### RECORDS FOR THE TASK
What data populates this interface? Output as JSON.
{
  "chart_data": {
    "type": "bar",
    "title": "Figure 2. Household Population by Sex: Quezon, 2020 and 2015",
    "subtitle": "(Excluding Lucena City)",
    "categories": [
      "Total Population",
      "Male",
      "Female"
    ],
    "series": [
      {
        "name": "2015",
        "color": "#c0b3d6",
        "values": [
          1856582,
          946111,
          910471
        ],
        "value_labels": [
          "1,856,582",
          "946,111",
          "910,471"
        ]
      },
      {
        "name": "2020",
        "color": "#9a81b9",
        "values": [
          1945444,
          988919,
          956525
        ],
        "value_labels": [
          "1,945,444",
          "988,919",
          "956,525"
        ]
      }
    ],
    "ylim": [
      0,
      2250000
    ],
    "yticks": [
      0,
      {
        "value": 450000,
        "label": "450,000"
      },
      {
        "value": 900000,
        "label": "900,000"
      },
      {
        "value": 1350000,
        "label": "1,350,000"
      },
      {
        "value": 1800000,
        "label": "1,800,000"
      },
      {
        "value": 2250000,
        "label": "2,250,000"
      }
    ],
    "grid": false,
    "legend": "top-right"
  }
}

### PROBLEM
Provide an exact reproduction of all the entries shown above.

### SOLUTION
What data populates this interface? Output as JSON.
{
  "chart_data": {
    "type": "bar",
    "title": "Figure 2. Household Population by Sex: Quezon, 2020 and 2015",
    "subtitle": "(Excluding Lucena City)",
    "categories": [
      "Total Population",
      "Male",
      "Female"
    ],
    "series": [
      {
        "name": "2015",
        "color": "#c0b3d6",
        "values": [
          1856582,
          946111,
          910471
        ],
        "value_labels": [
          "1,856,582",
          "946,111",
          "910,471"
        ]
      },
      {
        "name": "2020",
        "color": "#9a81b9",
        "values": [
          1945444,
          988919,
          956525
        ],
        "value_labels": [
          "1,945,444",
          "988,919",
          "956,525"
        ]
      }
    ],
    "ylim": [
      0,
      2250000
    ],
    "yticks": [
      0,
      {
        "value": 450000,
        "label": "450,000"
      },
      {
        "value": 900000,
        "label": "900,000"
      },
      {
        "value": 1350000,
        "label": "1,350,000"
      },
      {
        "value": 1800000,
        "label": "1,800,000"
      },
      {
        "value": 2250000,
        "label": "2,250,000"
      }
    ],
    "grid": false,
    "legend": "top-right"
  }
}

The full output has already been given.